## Extrait du document
----

Benyamin Netanyahu a entamé une visite de deux jours en France, mercredi 31 octobre. Elle est marquée par un déplacement à Toulouse, dans l'école où Mohamed Merah a tué un enseignant et trois enfants en mars. Décryptage des relations entre Israël et la France. 

Article rédigé par Fabien Magnenou - Propos recueillis par
France Télévisions
Publié Mis à jour
Temps de lecture : 6min
Le Premier ministre israélien, Benyamin Netanyahu, en visite en France mercredi 31 octobre et jeudi 1er novembre 2012, rencontre le président français. C'est sa première visite depuis l'élection de François Hollande. (MARTIN BUREAU / AFP)

PROCHE-ORIENT – Deux jours pour aborder de grands dossiers. Le Premier ministre israélien, Benyamin Netanyahu, effectue sa première visite en France depuis l'élection de François Hollande, mercredi 31 et jeudi 1er novembre.

----

Poursuivez, s'il vous plaît, l'article sur la visite de Benyamin Netanyahu en France à partir de sa dernière phrase. Les lignes n'ont aucun rôle dans ce travail.

## Informations fournies
----

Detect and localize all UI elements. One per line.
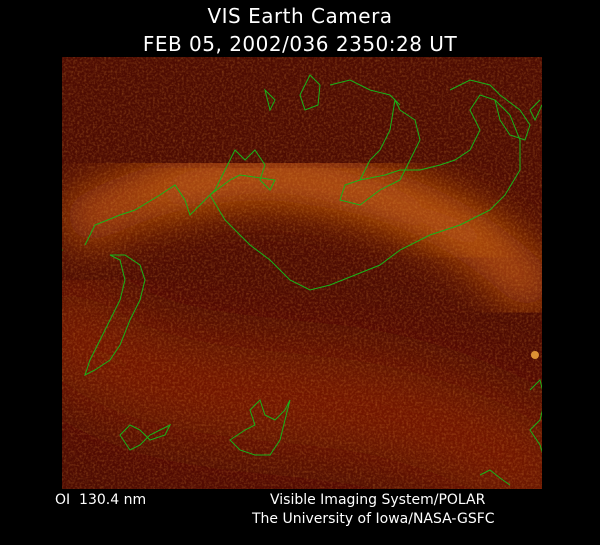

----

## Réponse attendue
Temps fort de ce séjour, un déplacement jeudi à Toulouse (Haute-Garonne), où une cérémonie d'hommage est rendue à l'enseignant et aux trois enfants juifs de l'école Ohr Torah (anciennement Ozar Hatorah), tués le 19 mars par Mohamed Merah.

Enseignant à l'ESG Management School de Paris, Frédéric Encel a notamment écrit un Atlas géopolitique d'Israël en 2012 (éditions Autrement). Il dresse pour francetv info les enjeux de cette rencontre. 

Francetv info : Pourquoi Benyamin Netanyahu vient-il en France ?

Frédéric Encel : Les Etats-Unis sont les alliés principaux d’Israël, mais les Israéliens sont également attentifs à la position de l’Europe et notamment des grandes puissances : Grande-Bretagne, Allemagne, France. Pour le gouvernement de Benyamin Netanyahu, il est important de jauger comment François Hollande se positionne par rapport à Nicolas Sarkozy. Sous le mandat de ce dernier, la France a en effet réorienté sa politique, auparavant pro-arabe.

Je n’irai pas jusqu’à parler de prétexte, mais la raison qui permet à Benyamin Netanyahu de venir en France dans des bonnes conditions, c’est l’affaire Merah.

Les relations entre la France et Israël sont-elles au beau fixe ?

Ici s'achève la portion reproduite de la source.